» Given instruction
Extract all of the entries and give them again, word for word.

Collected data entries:

══════

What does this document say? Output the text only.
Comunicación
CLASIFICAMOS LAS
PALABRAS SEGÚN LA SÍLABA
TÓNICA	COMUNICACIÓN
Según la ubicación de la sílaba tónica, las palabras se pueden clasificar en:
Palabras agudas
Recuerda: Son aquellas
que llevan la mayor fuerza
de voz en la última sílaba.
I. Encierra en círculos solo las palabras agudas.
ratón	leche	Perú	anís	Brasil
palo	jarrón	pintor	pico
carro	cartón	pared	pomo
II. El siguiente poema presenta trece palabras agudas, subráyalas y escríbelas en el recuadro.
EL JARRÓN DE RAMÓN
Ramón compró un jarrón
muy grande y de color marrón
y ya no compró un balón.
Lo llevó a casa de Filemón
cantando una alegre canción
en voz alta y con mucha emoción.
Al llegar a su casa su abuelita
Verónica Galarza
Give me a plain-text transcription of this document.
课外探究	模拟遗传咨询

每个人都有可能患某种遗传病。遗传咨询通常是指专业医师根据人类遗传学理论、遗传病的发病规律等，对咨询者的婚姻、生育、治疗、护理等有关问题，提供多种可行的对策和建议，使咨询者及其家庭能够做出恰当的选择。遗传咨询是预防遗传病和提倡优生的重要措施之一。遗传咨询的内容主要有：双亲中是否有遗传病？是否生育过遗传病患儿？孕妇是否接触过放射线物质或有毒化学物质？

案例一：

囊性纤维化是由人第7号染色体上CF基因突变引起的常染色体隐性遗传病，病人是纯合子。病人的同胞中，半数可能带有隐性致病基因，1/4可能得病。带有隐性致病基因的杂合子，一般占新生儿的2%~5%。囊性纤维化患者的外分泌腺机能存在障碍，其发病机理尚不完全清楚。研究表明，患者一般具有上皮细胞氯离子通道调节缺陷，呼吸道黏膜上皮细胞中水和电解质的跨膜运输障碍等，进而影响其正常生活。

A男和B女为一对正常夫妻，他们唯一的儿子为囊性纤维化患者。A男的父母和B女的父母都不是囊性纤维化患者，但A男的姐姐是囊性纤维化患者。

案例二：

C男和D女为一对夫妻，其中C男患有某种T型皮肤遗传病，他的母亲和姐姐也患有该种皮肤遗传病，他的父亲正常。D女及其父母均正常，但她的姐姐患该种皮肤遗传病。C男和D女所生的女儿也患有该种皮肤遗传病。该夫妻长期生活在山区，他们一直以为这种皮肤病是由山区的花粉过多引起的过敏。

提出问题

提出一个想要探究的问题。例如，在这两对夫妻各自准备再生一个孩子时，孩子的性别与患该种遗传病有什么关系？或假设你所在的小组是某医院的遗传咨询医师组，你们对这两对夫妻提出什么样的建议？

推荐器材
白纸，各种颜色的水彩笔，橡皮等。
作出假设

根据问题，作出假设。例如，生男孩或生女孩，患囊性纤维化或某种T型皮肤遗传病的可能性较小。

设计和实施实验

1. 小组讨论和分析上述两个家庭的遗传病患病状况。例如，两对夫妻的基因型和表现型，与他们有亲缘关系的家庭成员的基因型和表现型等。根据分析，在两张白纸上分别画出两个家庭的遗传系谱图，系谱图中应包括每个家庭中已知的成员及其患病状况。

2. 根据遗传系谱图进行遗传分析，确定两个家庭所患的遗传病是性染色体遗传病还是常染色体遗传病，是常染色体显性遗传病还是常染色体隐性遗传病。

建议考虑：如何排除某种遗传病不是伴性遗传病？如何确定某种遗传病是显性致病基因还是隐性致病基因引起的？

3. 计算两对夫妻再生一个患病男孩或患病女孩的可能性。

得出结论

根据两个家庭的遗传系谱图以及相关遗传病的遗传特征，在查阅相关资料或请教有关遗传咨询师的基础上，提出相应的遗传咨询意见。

══════

» Response
What does this document say? Output the text only.
Comunicación
CLASIFICAMOS LAS
PALABRAS SEGÚN LA SÍLABA
TÓNICA	COMUNICACIÓN
Según la ubicación de la sílaba tónica, las palabras se pueden clasificar en:
Palabras agudas
Recuerda: Son aquellas
que llevan la mayor fuerza
de voz en la última sílaba.
I. Encierra en círculos solo las palabras agudas.
ratón	leche	Perú	anís	Brasil
palo	jarrón	pintor	pico
carro	cartón	pared	pomo
II. El siguiente poema presenta trece palabras agudas, subráyalas y escríbelas en el recuadro.
EL JARRÓN DE RAMÓN
Ramón compró un jarrón
muy grande y de color marrón
y ya no compró un balón.
Lo llevó a casa de Filemón
cantando una alegre canción
en voz alta y con mucha emoción.
Al llegar a su casa su abuelita
Verónica Galarza
Give me a plain-text transcription of this document.
课外探究	模拟遗传咨询

每个人都有可能患某种遗传病。遗传咨询通常是指专业医师根据人类遗传学理论、遗传病的发病规律等，对咨询者的婚姻、生育、治疗、护理等有关问题，提供多种可行的对策和建议，使咨询者及其家庭能够做出恰当的选择。遗传咨询是预防遗传病和提倡优生的重要措施之一。遗传咨询的内容主要有：双亲中是否有遗传病？是否生育过遗传病患儿？孕妇是否接触过放射线物质或有毒化学物质？

案例一：

囊性纤维化是由人第7号染色体上CF基因突变引起的常染色体隐性遗传病，病人是纯合子。病人的同胞中，半数可能带有隐性致病基因，1/4可能得病。带有隐性致病基因的杂合子，一般占新生儿的2%~5%。囊性纤维化患者的外分泌腺机能存在障碍，其发病机理尚不完全清楚。研究表明，患者一般具有上皮细胞氯离子通道调节缺陷，呼吸道黏膜上皮细胞中水和电解质的跨膜运输障碍等，进而影响其正常生活。

A男和B女为一对正常夫妻，他们唯一的儿子为囊性纤维化患者。A男的父母和B女的父母都不是囊性纤维化患者，但A男的姐姐是囊性纤维化患者。

案例二：

C男和D女为一对夫妻，其中C男患有某种T型皮肤遗传病，他的母亲和姐姐也患有该种皮肤遗传病，他的父亲正常。D女及其父母均正常，但她的姐姐患该种皮肤遗传病。C男和D女所生的女儿也患有该种皮肤遗传病。该夫妻长期生活在山区，他们一直以为这种皮肤病是由山区的花粉过多引起的过敏。

提出问题

提出一个想要探究的问题。例如，在这两对夫妻各自准备再生一个孩子时，孩子的性别与患该种遗传病有什么关系？或假设你所在的小组是某医院的遗传咨询医师组，你们对这两对夫妻提出什么样的建议？

推荐器材
白纸，各种颜色的水彩笔，橡皮等。
作出假设

根据问题，作出假设。例如，生男孩或生女孩，患囊性纤维化或某种T型皮肤遗传病的可能性较小。

设计和实施实验

1. 小组讨论和分析上述两个家庭的遗传病患病状况。例如，两对夫妻的基因型和表现型，与他们有亲缘关系的家庭成员的基因型和表现型等。根据分析，在两张白纸上分别画出两个家庭的遗传系谱图，系谱图中应包括每个家庭中已知的成员及其患病状况。

2. 根据遗传系谱图进行遗传分析，确定两个家庭所患的遗传病是性染色体遗传病还是常染色体遗传病，是常染色体显性遗传病还是常染色体隐性遗传病。

建议考虑：如何排除某种遗传病不是伴性遗传病？如何确定某种遗传病是显性致病基因还是隐性致病基因引起的？

3. 计算两对夫妻再生一个患病男孩或患病女孩的可能性。

得出结论

根据两个家庭的遗传系谱图以及相关遗传病的遗传特征，在查阅相关资料或请教有关遗传咨询师的基础上，提出相应的遗传咨询意见。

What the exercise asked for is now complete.